## Passage to read
################

Overlord oozes blood, sweat and zombies
Nazi-fighting film filled with blood, sweat and zombies ... and more zombies
Just a few months ago saw the release of Trench 11, a Canadian horror film that featured Allied soldiers near the end of the First World War investigating nefarious, zombie-esque goings-on in an underground German bunker. Well, here’s the sequel of sorts, one World War later, with a few million more in the production budget.
The opening minutes are a real Sturm und Drang affair (if that’s not being insensitive), with a U.S. airborne unit flying over the English Channel and parachuting down in advance of the D -Day landings in occupied France. As first scenes go, it’s the Saving Private Ryan of zombie movies.
Among the squad are an Everyman named Boyce (Jovan Adepo), explosives expert Ford (Wyatt Russell) and Brooklyn wiseacre Tibbet (John Magaro). Separated from the rest of their unit — most of whom don’t make it — they come upon Chloe (Mathilde Ollivier), who lives in the nearby town with her little brother; neither fancies the Nazis.
Director Julius Avery, working from a screenplay by Billy Ray (Captain Phillips) and Mark L.

################

## Extracted records

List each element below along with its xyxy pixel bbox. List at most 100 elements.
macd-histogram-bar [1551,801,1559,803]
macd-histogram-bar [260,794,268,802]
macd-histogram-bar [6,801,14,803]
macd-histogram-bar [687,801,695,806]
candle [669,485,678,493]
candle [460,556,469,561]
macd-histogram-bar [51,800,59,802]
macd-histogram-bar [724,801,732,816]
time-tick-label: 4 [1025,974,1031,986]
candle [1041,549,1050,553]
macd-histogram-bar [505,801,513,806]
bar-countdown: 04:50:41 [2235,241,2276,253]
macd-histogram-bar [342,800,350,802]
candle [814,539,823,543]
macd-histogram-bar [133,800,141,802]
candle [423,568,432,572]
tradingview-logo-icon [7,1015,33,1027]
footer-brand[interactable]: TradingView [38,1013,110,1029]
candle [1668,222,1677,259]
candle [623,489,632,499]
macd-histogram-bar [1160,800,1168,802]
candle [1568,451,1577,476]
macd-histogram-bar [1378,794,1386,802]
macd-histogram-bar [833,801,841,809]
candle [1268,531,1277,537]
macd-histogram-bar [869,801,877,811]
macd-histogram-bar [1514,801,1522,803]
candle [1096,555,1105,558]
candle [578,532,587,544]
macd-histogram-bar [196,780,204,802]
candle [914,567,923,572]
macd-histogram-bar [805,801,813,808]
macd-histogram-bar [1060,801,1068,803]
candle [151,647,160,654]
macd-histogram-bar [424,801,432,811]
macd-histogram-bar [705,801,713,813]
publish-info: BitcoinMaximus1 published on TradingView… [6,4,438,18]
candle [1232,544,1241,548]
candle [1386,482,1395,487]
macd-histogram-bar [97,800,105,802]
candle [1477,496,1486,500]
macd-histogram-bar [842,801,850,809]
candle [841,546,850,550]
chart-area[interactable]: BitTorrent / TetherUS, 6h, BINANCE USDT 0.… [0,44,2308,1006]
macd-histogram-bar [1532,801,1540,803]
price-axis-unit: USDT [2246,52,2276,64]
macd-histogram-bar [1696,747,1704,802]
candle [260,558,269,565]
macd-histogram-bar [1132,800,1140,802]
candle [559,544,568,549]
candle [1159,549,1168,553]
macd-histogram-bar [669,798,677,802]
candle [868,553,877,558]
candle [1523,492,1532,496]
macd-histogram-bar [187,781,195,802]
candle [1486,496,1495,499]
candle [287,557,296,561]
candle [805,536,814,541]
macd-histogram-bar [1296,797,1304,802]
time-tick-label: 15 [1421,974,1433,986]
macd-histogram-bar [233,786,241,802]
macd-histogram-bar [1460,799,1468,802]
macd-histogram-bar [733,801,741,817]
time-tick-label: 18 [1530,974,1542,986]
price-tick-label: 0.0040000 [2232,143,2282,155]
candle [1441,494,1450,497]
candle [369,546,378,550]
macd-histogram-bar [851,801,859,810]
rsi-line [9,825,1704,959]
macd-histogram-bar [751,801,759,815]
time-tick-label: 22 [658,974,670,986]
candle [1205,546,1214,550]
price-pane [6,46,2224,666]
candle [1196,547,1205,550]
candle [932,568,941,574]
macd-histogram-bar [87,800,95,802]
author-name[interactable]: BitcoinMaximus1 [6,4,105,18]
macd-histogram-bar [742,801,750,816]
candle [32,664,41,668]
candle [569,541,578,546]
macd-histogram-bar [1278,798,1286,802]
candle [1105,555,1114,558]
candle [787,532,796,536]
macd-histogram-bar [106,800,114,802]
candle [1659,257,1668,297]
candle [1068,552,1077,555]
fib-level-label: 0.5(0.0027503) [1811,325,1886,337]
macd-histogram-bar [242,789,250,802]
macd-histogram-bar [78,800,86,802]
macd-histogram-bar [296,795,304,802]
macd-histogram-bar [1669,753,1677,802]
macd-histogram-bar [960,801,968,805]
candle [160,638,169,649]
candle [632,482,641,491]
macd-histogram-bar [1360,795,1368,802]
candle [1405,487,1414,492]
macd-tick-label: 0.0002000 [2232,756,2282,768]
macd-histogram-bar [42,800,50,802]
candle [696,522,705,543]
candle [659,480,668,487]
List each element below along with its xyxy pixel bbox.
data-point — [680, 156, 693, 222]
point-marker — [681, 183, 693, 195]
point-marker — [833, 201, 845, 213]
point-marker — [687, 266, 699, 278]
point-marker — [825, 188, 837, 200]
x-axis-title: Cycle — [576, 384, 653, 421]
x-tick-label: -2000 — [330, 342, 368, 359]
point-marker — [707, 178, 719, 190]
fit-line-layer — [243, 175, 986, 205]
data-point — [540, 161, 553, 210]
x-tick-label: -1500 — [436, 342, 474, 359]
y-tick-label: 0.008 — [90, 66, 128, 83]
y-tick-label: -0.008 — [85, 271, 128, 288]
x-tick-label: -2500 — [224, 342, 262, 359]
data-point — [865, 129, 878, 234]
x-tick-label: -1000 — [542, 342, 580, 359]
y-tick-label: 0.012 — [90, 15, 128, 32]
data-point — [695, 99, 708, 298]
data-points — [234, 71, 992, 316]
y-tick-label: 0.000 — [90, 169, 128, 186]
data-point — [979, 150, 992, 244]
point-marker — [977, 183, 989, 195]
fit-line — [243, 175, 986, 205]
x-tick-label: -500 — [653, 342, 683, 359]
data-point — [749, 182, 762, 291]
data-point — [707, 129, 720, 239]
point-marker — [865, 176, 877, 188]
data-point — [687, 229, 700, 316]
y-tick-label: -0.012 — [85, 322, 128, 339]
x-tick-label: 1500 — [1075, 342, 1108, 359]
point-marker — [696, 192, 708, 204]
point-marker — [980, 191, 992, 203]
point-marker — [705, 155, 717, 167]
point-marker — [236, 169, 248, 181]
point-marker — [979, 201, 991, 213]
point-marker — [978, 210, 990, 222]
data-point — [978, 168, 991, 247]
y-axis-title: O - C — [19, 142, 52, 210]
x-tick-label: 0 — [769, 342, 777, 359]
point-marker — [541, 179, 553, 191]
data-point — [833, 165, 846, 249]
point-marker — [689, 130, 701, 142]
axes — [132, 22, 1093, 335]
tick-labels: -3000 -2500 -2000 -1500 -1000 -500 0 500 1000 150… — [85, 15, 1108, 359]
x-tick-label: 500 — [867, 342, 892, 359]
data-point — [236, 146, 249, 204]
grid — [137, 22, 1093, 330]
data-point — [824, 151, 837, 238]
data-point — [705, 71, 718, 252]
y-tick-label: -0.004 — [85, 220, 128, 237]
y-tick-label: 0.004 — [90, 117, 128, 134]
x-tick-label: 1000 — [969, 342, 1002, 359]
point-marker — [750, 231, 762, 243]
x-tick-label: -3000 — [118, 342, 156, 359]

################

## About this exercise
Copy out the entire review of Overlord from above, word for word.

## Answer box
Overlord oozes blood, sweat and zombies
Nazi-fighting film filled with blood, sweat and zombies ... and more zombies
Just a few months ago saw the release of Trench 11, a Canadian horror film that featured Allied soldiers near the end of the First World War investigating nefarious, zombie-esque goings-on in an underground German bunker. Well, here’s the sequel of sorts, one World War later, with a few million more in the production budget.
The opening minutes are a real Sturm und Drang affair (if that’s not being insensitive), with a U.S. airborne unit flying over the English Channel and parachuting down in advance of the D -Day landings in occupied France. As first scenes go, it’s the Saving Private Ryan of zombie movies.
Among the squad are an Everyman named Boyce (Jovan Adepo), explosives expert Ford (Wyatt Russell) and Brooklyn wiseacre Tibbet (John Magaro). Separated from the rest of their unit — most of whom don’t make it — they come upon Chloe (Mathilde Ollivier), who lives in the nearby town with her little brother; neither fancies the Nazis.
Director Julius Avery, working from a screenplay by Billy Ray (Captain Phillips) and Mark L.